(WHAT THIS TASK INVOLVES): Repeat, line for line, the entries printed below.

--- --- ---

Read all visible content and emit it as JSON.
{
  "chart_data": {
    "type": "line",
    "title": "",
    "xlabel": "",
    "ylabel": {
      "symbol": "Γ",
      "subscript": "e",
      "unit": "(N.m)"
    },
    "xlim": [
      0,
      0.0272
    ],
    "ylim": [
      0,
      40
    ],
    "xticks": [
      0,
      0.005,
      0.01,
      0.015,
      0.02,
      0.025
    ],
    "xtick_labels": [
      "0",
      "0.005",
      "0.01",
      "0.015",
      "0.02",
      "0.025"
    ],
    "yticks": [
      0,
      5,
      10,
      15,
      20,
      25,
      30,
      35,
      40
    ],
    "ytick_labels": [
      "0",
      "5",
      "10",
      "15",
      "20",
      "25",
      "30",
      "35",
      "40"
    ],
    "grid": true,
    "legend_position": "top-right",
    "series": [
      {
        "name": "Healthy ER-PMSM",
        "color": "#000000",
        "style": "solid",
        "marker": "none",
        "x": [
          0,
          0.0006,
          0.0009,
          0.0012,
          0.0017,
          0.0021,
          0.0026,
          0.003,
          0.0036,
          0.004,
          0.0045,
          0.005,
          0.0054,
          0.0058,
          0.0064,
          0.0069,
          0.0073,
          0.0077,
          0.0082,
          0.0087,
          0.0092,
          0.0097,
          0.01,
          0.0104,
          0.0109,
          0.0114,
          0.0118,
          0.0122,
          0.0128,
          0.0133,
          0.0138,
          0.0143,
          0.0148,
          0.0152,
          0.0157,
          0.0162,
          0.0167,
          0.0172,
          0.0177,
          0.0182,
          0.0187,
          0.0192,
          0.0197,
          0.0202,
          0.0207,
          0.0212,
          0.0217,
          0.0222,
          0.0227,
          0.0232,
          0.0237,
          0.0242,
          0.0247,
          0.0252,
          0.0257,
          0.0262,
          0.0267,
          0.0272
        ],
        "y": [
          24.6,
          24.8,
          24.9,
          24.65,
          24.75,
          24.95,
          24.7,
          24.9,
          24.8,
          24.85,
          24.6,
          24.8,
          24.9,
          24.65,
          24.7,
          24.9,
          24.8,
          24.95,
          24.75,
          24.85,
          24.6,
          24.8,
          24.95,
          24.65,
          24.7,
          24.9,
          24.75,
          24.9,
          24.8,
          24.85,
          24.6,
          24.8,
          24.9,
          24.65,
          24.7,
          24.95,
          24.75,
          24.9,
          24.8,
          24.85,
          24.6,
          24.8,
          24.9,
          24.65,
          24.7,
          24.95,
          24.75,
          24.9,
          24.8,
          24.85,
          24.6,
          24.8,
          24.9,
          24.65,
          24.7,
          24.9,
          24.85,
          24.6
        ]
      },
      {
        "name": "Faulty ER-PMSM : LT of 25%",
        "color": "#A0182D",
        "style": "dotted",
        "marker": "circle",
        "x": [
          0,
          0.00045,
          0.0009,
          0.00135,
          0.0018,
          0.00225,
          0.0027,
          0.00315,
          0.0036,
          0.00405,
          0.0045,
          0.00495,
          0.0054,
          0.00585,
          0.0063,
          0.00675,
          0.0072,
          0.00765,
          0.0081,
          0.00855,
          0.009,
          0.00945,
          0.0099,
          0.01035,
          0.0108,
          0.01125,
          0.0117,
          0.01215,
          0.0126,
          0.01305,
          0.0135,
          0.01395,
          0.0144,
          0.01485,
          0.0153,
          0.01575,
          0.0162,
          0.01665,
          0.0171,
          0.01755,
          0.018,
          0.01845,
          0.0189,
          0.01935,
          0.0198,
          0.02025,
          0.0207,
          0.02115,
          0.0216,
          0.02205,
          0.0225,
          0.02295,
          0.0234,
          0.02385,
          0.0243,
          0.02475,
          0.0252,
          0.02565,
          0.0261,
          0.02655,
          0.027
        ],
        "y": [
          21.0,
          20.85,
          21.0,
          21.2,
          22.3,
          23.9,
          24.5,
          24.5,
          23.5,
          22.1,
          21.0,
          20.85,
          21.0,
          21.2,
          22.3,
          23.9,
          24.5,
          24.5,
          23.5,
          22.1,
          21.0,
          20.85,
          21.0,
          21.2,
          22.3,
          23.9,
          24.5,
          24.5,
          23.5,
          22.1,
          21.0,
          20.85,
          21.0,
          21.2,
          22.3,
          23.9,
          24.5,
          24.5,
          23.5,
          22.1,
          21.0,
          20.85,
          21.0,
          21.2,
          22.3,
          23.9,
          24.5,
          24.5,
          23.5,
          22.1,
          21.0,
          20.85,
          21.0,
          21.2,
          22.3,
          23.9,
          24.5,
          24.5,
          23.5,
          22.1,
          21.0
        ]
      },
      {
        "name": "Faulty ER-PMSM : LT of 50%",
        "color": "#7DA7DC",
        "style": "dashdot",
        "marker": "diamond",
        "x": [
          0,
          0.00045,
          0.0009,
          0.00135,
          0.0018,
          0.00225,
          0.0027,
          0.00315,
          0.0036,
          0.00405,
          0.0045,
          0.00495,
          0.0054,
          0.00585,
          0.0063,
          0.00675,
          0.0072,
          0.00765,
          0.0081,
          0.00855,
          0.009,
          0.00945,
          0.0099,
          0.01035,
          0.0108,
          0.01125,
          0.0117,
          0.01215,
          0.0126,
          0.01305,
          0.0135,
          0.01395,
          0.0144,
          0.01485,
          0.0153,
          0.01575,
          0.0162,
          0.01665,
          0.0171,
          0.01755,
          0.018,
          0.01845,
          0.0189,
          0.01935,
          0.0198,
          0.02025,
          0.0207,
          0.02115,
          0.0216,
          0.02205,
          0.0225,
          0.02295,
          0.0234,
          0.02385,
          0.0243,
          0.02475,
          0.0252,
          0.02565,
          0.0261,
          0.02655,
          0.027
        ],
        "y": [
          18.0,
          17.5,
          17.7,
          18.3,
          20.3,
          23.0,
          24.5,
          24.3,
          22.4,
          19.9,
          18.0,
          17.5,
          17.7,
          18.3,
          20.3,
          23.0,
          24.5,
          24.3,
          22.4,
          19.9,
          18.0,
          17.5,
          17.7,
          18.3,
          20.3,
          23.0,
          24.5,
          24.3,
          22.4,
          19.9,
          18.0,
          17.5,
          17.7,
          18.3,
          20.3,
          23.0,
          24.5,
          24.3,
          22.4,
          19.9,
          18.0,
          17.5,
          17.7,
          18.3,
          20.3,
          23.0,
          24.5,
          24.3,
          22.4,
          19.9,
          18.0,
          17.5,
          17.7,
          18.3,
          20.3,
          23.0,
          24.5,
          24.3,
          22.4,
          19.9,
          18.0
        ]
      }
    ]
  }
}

--- --- ---

(REPLY):
Read all visible content and emit it as JSON.
{
  "chart_data": {
    "type": "line",
    "title": "",
    "xlabel": "",
    "ylabel": {
      "symbol": "Γ",
      "subscript": "e",
      "unit": "(N.m)"
    },
    "xlim": [
      0,
      0.0272
    ],
    "ylim": [
      0,
      40
    ],
    "xticks": [
      0,
      0.005,
      0.01,
      0.015,
      0.02,
      0.025
    ],
    "xtick_labels": [
      "0",
      "0.005",
      "0.01",
      "0.015",
      "0.02",
      "0.025"
    ],
    "yticks": [
      0,
      5,
      10,
      15,
      20,
      25,
      30,
      35,
      40
    ],
    "ytick_labels": [
      "0",
      "5",
      "10",
      "15",
      "20",
      "25",
      "30",
      "35",
      "40"
    ],
    "grid": true,
    "legend_position": "top-right",
    "series": [
      {
        "name": "Healthy ER-PMSM",
        "color": "#000000",
        "style": "solid",
        "marker": "none",
        "x": [
          0,
          0.0006,
          0.0009,
          0.0012,
          0.0017,
          0.0021,
          0.0026,
          0.003,
          0.0036,
          0.004,
          0.0045,
          0.005,
          0.0054,
          0.0058,
          0.0064,
          0.0069,
          0.0073,
          0.0077,
          0.0082,
          0.0087,
          0.0092,
          0.0097,
          0.01,
          0.0104,
          0.0109,
          0.0114,
          0.0118,
          0.0122,
          0.0128,
          0.0133,
          0.0138,
          0.0143,
          0.0148,
          0.0152,
          0.0157,
          0.0162,
          0.0167,
          0.0172,
          0.0177,
          0.0182,
          0.0187,
          0.0192,
          0.0197,
          0.0202,
          0.0207,
          0.0212,
          0.0217,
          0.0222,
          0.0227,
          0.0232,
          0.0237,
          0.0242,
          0.0247,
          0.0252,
          0.0257,
          0.0262,
          0.0267,
          0.0272
        ],
        "y": [
          24.6,
          24.8,
          24.9,
          24.65,
          24.75,
          24.95,
          24.7,
          24.9,
          24.8,
          24.85,
          24.6,
          24.8,
          24.9,
          24.65,
          24.7,
          24.9,
          24.8,
          24.95,
          24.75,
          24.85,
          24.6,
          24.8,
          24.95,
          24.65,
          24.7,
          24.9,
          24.75,
          24.9,
          24.8,
          24.85,
          24.6,
          24.8,
          24.9,
          24.65,
          24.7,
          24.95,
          24.75,
          24.9,
          24.8,
          24.85,
          24.6,
          24.8,
          24.9,
          24.65,
          24.7,
          24.95,
          24.75,
          24.9,
          24.8,
          24.85,
          24.6,
          24.8,
          24.9,
          24.65,
          24.7,
          24.9,
          24.85,
          24.6
        ]
      },
      {
        "name": "Faulty ER-PMSM : LT of 25%",
        "color": "#A0182D",
        "style": "dotted",
        "marker": "circle",
        "x": [
          0,
          0.00045,
          0.0009,
          0.00135,
          0.0018,
          0.00225,
          0.0027,
          0.00315,
          0.0036,
          0.00405,
          0.0045,
          0.00495,
          0.0054,
          0.00585,
          0.0063,
          0.00675,
          0.0072,
          0.00765,
          0.0081,
          0.00855,
          0.009,
          0.00945,
          0.0099,
          0.01035,
          0.0108,
          0.01125,
          0.0117,
          0.01215,
          0.0126,
          0.01305,
          0.0135,
          0.01395,
          0.0144,
          0.01485,
          0.0153,
          0.01575,
          0.0162,
          0.01665,
          0.0171,
          0.01755,
          0.018,
          0.01845,
          0.0189,
          0.01935,
          0.0198,
          0.02025,
          0.0207,
          0.02115,
          0.0216,
          0.02205,
          0.0225,
          0.02295,
          0.0234,
          0.02385,
          0.0243,
          0.02475,
          0.0252,
          0.02565,
          0.0261,
          0.02655,
          0.027
        ],
        "y": [
          21.0,
          20.85,
          21.0,
          21.2,
          22.3,
          23.9,
          24.5,
          24.5,
          23.5,
          22.1,
          21.0,
          20.85,
          21.0,
          21.2,
          22.3,
          23.9,
          24.5,
          24.5,
          23.5,
          22.1,
          21.0,
          20.85,
          21.0,
          21.2,
          22.3,
          23.9,
          24.5,
          24.5,
          23.5,
          22.1,
          21.0,
          20.85,
          21.0,
          21.2,
          22.3,
          23.9,
          24.5,
          24.5,
          23.5,
          22.1,
          21.0,
          20.85,
          21.0,
          21.2,
          22.3,
          23.9,
          24.5,
          24.5,
          23.5,
          22.1,
          21.0,
          20.85,
          21.0,
          21.2,
          22.3,
          23.9,
          24.5,
          24.5,
          23.5,
          22.1,
          21.0
        ]
      },
      {
        "name": "Faulty ER-PMSM : LT of 50%",
        "color": "#7DA7DC",
        "style": "dashdot",
        "marker": "diamond",
        "x": [
          0,
          0.00045,
          0.0009,
          0.00135,
          0.0018,
          0.00225,
          0.0027,
          0.00315,
          0.0036,
          0.00405,
          0.0045,
          0.00495,
          0.0054,
          0.00585,
          0.0063,
          0.00675,
          0.0072,
          0.00765,
          0.0081,
          0.00855,
          0.009,
          0.00945,
          0.0099,
          0.01035,
          0.0108,
          0.01125,
          0.0117,
          0.01215,
          0.0126,
          0.01305,
          0.0135,
          0.01395,
          0.0144,
          0.01485,
          0.0153,
          0.01575,
          0.0162,
          0.01665,
          0.0171,
          0.01755,
          0.018,
          0.01845,
          0.0189,
          0.01935,
          0.0198,
          0.02025,
          0.0207,
          0.02115,
          0.0216,
          0.02205,
          0.0225,
          0.02295,
          0.0234,
          0.02385,
          0.0243,
          0.02475,
          0.0252,
          0.02565,
          0.0261,
          0.02655,
          0.027
        ],
        "y": [
          18.0,
          17.5,
          17.7,
          18.3,
          20.3,
          23.0,
          24.5,
          24.3,
          22.4,
          19.9,
          18.0,
          17.5,
          17.7,
          18.3,
          20.3,
          23.0,
          24.5,
          24.3,
          22.4,
          19.9,
          18.0,
          17.5,
          17.7,
          18.3,
          20.3,
          23.0,
          24.5,
          24.3,
          22.4,
          19.9,
          18.0,
          17.5,
          17.7,
          18.3,
          20.3,
          23.0,
          24.5,
          24.3,
          22.4,
          19.9,
          18.0,
          17.5,
          17.7,
          18.3,
          20.3,
          23.0,
          24.5,
          24.3,
          22.4,
          19.9,
          18.0,
          17.5,
          17.7,
          18.3,
          20.3,
          23.0,
          24.5,
          24.3,
          22.4,
          19.9,
          18.0
        ]
      }
    ]
  }
}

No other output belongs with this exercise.